● Provided entries:
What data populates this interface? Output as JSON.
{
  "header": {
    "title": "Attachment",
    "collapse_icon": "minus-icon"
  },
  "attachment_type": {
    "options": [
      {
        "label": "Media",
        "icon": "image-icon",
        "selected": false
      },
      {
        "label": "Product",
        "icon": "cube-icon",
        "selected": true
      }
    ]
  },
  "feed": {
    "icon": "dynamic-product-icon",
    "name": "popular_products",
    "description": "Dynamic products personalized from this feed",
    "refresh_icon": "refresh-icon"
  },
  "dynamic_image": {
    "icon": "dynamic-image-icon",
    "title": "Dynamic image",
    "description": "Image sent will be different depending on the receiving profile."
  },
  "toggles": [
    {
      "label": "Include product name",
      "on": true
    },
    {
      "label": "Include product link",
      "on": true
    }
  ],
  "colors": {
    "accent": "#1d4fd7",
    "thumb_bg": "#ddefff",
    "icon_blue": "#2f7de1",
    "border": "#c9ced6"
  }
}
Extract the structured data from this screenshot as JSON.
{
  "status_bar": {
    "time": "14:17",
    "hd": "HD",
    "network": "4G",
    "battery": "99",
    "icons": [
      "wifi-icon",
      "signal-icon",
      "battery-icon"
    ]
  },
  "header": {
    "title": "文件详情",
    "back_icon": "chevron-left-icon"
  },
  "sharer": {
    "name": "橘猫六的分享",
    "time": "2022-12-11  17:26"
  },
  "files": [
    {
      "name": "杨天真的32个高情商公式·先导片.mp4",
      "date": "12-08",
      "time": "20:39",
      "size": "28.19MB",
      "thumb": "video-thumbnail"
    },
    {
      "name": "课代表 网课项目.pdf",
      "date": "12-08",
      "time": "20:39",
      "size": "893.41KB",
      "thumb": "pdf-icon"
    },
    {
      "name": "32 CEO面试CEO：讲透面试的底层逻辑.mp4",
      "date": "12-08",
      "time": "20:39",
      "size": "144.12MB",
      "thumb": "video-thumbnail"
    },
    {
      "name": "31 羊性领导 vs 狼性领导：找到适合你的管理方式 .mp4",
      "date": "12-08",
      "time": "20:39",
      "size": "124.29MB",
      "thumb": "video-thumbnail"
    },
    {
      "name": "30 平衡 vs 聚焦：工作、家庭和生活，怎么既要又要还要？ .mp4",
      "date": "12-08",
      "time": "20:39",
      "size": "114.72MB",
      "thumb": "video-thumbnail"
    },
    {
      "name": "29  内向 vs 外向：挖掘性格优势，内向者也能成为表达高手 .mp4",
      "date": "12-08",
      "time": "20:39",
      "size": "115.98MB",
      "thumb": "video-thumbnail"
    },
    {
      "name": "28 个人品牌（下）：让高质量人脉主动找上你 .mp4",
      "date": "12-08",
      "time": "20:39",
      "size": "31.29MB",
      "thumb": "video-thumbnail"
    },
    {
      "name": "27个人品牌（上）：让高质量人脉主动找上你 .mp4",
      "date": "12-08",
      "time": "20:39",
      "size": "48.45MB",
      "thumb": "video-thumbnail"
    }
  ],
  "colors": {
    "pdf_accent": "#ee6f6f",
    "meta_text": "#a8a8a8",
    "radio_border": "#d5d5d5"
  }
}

● Problem requirements:
Looking at the entries above, say how many lines contain the word "data". Only the number is wanted.

● The result:
2